Reproduce this listing in full.
━━━━━ DATA PROVIDED ━━━━━
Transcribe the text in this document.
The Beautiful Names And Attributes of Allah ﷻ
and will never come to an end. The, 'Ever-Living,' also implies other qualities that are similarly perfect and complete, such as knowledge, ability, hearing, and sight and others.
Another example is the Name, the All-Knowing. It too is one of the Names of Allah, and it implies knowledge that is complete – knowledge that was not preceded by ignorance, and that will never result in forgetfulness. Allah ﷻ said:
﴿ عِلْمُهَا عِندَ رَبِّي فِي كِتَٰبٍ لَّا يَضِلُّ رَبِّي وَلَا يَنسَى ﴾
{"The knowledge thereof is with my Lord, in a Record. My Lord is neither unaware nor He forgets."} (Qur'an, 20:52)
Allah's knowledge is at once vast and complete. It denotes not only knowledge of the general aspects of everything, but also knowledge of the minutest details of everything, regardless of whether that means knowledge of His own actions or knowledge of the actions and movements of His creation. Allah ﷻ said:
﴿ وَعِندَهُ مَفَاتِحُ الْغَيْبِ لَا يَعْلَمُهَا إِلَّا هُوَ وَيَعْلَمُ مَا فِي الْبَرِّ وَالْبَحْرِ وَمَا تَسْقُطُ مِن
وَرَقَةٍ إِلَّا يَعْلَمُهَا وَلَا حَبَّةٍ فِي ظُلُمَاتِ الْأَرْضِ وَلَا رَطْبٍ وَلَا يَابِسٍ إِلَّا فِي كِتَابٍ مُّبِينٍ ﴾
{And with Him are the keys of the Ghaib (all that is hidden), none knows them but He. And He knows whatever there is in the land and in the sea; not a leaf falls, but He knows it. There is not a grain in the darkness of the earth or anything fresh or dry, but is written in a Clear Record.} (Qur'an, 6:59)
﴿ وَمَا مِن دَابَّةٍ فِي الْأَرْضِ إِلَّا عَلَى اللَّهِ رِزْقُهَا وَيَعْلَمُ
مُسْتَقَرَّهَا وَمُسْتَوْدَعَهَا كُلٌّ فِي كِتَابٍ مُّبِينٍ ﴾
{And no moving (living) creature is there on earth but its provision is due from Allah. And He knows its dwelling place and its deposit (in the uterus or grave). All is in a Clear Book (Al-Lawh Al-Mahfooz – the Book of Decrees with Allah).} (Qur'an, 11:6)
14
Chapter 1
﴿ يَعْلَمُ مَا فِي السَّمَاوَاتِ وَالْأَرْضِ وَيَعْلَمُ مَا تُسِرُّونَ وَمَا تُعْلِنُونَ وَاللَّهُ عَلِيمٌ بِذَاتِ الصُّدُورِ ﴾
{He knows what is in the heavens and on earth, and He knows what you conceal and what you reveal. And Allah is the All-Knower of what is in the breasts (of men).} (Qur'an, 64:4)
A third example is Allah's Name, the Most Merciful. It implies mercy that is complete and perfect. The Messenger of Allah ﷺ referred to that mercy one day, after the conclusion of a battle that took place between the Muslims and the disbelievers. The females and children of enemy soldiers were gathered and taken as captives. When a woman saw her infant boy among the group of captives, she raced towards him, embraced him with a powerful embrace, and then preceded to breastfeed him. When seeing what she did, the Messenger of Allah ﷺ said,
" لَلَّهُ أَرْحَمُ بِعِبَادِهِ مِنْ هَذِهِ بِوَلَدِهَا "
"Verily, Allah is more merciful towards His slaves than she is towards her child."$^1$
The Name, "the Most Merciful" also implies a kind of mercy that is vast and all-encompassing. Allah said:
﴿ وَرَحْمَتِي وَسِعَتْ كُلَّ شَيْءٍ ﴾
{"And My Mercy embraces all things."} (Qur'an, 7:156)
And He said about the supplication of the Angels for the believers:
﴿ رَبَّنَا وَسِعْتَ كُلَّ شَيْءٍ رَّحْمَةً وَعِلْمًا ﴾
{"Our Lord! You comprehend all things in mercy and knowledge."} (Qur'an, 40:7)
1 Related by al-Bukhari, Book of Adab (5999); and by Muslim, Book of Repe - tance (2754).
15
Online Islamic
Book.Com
━━━━━
> [WRITTEN RESPONSE]
Transcribe the text in this document.
The Beautiful Names And Attributes of Allah ﷻ
and will never come to an end. The, 'Ever-Living,' also implies other qualities that are similarly perfect and complete, such as knowledge, ability, hearing, and sight and others.
Another example is the Name, the All-Knowing. It too is one of the Names of Allah, and it implies knowledge that is complete – knowledge that was not preceded by ignorance, and that will never result in forgetfulness. Allah ﷻ said:
﴿ عِلْمُهَا عِندَ رَبِّي فِي كِتَٰبٍ لَّا يَضِلُّ رَبِّي وَلَا يَنسَى ﴾
{"The knowledge thereof is with my Lord, in a Record. My Lord is neither unaware nor He forgets."} (Qur'an, 20:52)
Allah's knowledge is at once vast and complete. It denotes not only knowledge of the general aspects of everything, but also knowledge of the minutest details of everything, regardless of whether that means knowledge of His own actions or knowledge of the actions and movements of His creation. Allah ﷻ said:
﴿ وَعِندَهُ مَفَاتِحُ الْغَيْبِ لَا يَعْلَمُهَا إِلَّا هُوَ وَيَعْلَمُ مَا فِي الْبَرِّ وَالْبَحْرِ وَمَا تَسْقُطُ مِن
وَرَقَةٍ إِلَّا يَعْلَمُهَا وَلَا حَبَّةٍ فِي ظُلُمَاتِ الْأَرْضِ وَلَا رَطْبٍ وَلَا يَابِسٍ إِلَّا فِي كِتَابٍ مُّبِينٍ ﴾
{And with Him are the keys of the Ghaib (all that is hidden), none knows them but He. And He knows whatever there is in the land and in the sea; not a leaf falls, but He knows it. There is not a grain in the darkness of the earth or anything fresh or dry, but is written in a Clear Record.} (Qur'an, 6:59)
﴿ وَمَا مِن دَابَّةٍ فِي الْأَرْضِ إِلَّا عَلَى اللَّهِ رِزْقُهَا وَيَعْلَمُ
مُسْتَقَرَّهَا وَمُسْتَوْدَعَهَا كُلٌّ فِي كِتَابٍ مُّبِينٍ ﴾
{And no moving (living) creature is there on earth but its provision is due from Allah. And He knows its dwelling place and its deposit (in the uterus or grave). All is in a Clear Book (Al-Lawh Al-Mahfooz – the Book of Decrees with Allah).} (Qur'an, 11:6)
14
Chapter 1
﴿ يَعْلَمُ مَا فِي السَّمَاوَاتِ وَالْأَرْضِ وَيَعْلَمُ مَا تُسِرُّونَ وَمَا تُعْلِنُونَ وَاللَّهُ عَلِيمٌ بِذَاتِ الصُّدُورِ ﴾
{He knows what is in the heavens and on earth, and He knows what you conceal and what you reveal. And Allah is the All-Knower of what is in the breasts (of men).} (Qur'an, 64:4)
A third example is Allah's Name, the Most Merciful. It implies mercy that is complete and perfect. The Messenger of Allah ﷺ referred to that mercy one day, after the conclusion of a battle that took place between the Muslims and the disbelievers. The females and children of enemy soldiers were gathered and taken as captives. When a woman saw her infant boy among the group of captives, she raced towards him, embraced him with a powerful embrace, and then preceded to breastfeed him. When seeing what she did, the Messenger of Allah ﷺ said,
" لَلَّهُ أَرْحَمُ بِعِبَادِهِ مِنْ هَذِهِ بِوَلَدِهَا "
"Verily, Allah is more merciful towards His slaves than she is towards her child."$^1$
The Name, "the Most Merciful" also implies a kind of mercy that is vast and all-encompassing. Allah said:
﴿ وَرَحْمَتِي وَسِعَتْ كُلَّ شَيْءٍ ﴾
{"And My Mercy embraces all things."} (Qur'an, 7:156)
And He said about the supplication of the Angels for the believers:
﴿ رَبَّنَا وَسِعْتَ كُلَّ شَيْءٍ رَّحْمَةً وَعِلْمًا ﴾
{"Our Lord! You comprehend all things in mercy and knowledge."} (Qur'an, 40:7)
1 Related by al-Bukhari, Book of Adab (5999); and by Muslim, Book of Repe - tance (2754).
15
Online Islamic
Book.Com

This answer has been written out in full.